- [Required work]:
a. Write out the passage on chatbots from "You can think" up to and including "interactions with them.".
b. List everything the passage on chatbots says you have heard the hype about.
c. Write what comes next in the passage on chatbots, picking up after its final sentence.

What are chatbots?
A chatbot-generated image of a chatbot searching through digital information streams

What are chatbots?

You’ve heard the hype about chatbots, natural language processing (NLP), and generative AI. You’re ready to give it a try – but where to start? What is a chatbot, anyway, and how do you know which one to use?

You can think of a chatbot as a personal assistant in the virtual world. It can fetch information for you or help you create things like documents or images. It uses natural language processing to communicate in a human-like way. The first chatbot that captured the public imagination was ChatGPT, but today there are many others. Each has its own strengths and weaknesses, and knowing which tool to use for which purpose will help you get the most out of your interactions with them.

Before we jump in,  let’s spend a moment talking about the caveats. As with any tool, chatbots have limitations. They are trained on a specific dataset – in many cases consisting of trillions of inputs, such as all the available web pages in English or all the scientific and medical literature – and these training sets all have boundaries. For example, the first publicly available iteration of ChatGPT was trained on data from 2021 and earlier, making it useful for asking questions about historical or general information but not about contemporary questions. (Later iterations have filled that gap, so this is no longer an issue.)

- [Supplied data]:
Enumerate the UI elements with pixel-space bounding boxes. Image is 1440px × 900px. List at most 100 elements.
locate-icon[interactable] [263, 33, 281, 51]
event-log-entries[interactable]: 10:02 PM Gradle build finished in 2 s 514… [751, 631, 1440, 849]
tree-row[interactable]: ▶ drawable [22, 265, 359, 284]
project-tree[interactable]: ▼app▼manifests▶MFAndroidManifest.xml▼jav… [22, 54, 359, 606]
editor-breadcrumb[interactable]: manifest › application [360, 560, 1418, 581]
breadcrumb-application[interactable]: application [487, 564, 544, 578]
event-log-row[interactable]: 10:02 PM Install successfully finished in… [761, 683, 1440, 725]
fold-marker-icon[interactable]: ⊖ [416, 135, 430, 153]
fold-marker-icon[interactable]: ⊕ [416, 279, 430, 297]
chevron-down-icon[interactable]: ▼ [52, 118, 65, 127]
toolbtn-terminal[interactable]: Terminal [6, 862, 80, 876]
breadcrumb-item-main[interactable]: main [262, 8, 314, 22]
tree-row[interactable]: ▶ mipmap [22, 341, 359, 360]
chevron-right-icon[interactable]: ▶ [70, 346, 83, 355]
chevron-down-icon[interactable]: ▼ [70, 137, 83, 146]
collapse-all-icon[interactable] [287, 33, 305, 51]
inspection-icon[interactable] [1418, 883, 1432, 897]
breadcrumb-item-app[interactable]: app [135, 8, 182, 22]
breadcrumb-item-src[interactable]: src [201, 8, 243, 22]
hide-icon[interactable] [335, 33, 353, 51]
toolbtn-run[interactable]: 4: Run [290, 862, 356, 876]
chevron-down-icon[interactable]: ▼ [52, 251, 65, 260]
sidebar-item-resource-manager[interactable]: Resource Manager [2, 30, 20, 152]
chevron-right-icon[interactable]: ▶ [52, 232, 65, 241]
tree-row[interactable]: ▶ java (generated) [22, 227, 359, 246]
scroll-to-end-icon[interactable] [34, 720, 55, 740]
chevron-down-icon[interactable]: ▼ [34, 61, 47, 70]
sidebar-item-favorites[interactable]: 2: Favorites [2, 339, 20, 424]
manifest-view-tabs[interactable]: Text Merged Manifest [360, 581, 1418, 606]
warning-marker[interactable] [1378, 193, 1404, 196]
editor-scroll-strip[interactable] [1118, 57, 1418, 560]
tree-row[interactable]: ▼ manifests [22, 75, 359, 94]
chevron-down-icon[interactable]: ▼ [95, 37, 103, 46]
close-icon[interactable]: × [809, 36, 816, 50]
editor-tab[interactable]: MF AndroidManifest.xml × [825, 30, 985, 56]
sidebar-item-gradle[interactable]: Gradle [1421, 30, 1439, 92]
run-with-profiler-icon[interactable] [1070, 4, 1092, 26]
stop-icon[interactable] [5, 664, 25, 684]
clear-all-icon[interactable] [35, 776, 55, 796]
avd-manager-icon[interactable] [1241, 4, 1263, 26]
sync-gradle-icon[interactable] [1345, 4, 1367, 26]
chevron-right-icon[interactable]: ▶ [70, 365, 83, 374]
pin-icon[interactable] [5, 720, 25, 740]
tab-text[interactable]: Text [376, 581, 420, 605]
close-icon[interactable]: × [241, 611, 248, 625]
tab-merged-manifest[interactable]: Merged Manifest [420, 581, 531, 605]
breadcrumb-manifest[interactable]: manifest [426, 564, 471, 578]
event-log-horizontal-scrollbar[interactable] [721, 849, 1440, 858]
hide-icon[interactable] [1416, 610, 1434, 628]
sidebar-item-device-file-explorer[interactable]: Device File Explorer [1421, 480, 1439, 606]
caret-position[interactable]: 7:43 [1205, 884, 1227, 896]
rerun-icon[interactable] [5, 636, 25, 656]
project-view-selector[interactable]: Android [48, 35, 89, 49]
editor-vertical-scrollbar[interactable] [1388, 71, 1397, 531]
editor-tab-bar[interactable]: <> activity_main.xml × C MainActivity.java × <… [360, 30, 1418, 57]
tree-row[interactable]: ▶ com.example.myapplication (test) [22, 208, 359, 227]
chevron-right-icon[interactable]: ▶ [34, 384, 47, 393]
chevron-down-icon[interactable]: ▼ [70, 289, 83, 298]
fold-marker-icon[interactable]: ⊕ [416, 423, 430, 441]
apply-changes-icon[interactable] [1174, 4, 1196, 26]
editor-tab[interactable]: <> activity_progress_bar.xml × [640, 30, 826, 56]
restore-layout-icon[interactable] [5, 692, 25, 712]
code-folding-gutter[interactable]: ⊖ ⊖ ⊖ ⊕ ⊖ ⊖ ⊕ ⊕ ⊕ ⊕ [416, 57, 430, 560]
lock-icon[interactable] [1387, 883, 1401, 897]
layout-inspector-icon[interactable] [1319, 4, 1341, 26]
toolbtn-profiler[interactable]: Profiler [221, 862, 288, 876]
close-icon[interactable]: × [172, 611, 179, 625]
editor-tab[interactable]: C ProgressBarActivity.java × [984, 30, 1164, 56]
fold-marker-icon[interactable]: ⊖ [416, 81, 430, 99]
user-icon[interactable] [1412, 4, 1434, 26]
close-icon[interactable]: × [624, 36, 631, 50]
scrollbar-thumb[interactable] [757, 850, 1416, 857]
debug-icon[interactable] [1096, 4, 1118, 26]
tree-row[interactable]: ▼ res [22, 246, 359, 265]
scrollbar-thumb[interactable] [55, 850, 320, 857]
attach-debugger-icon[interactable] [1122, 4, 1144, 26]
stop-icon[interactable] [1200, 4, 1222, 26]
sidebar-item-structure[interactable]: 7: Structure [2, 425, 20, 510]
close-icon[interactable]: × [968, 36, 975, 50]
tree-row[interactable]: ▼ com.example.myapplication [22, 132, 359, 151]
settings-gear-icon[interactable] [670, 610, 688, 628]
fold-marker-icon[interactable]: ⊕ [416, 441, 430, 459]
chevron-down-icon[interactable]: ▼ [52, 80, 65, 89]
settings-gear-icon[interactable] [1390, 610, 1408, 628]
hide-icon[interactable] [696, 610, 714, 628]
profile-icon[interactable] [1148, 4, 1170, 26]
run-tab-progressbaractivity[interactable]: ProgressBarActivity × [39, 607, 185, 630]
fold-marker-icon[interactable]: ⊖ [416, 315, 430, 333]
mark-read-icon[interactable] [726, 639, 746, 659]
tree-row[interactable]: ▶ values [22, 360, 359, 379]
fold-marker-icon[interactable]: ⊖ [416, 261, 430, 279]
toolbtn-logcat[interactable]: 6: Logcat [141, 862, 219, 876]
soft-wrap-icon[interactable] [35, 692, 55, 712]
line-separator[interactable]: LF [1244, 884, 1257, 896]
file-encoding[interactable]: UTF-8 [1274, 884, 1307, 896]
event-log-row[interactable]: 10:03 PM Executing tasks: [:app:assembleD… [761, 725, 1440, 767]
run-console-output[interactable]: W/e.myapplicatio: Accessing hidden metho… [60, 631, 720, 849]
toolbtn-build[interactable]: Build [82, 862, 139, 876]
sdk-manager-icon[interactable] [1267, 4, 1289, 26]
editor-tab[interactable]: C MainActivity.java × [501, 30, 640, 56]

- [Answers by task]:
a.
You can think of a chatbot as a personal assistant in the virtual world. It can fetch information for you or help you create things like documents or images. It uses natural language processing to communicate in a human-like way. The first chatbot that captured the public imagination was ChatGPT, but today there are many others. Each has its own strengths and weaknesses, and knowing which tool to use for which purpose will help you get the most out of your interactions with them.

b.
chatbots
natural language processing (NLP)
generative AI

c.
Like any computer interface, chatbots do exactly what you ask them to do. Getting the outcome you want requires knowing how to ask the chatbot for the information. This is called prompt engineering. There are many approaches to prompt engineering and, in fact, you can find courses and resources to help you learn this skill. It is often helpful to be as specific as possible in your request, and you can always ask follow-up questions or hone your request over several iterations.

Chatbots are also notorious for sometimes making things up, or hallucinating. This happens because these models are usually trained to take a partial pattern and predict how to complete it. A highly simplified example could be to take the words “the sky is…” and predict the next word in the sequence. The word that most commonly follows these three might be “blue”, and that might be the right answer 80% of the time. But maybe you asked a question about the composition of the atmosphere, or about clouds, or about the color of the sky at midnight – and “blue” would not be the right answer in any of those cases. It is very important to understand this limitation and to confirm any information you get from a chatbot before acting on it. This is similar to the responsibility we have for confirming that the route suggested by our GPS doesn’t lead us into a dead end.

Finally, remember that many of these tools – especially the free versions – are not confidential. Don’t input anything into a chatbot that you would not say out loud in a public place or write on your web site, and don’t use sensitive or personal information.

Now that we understand a bit about what chatbots are and what they can (and can’t) do, here is a list of some tools to get you started. This is in no way a comprehensive list, and new tools are being developed rapidly.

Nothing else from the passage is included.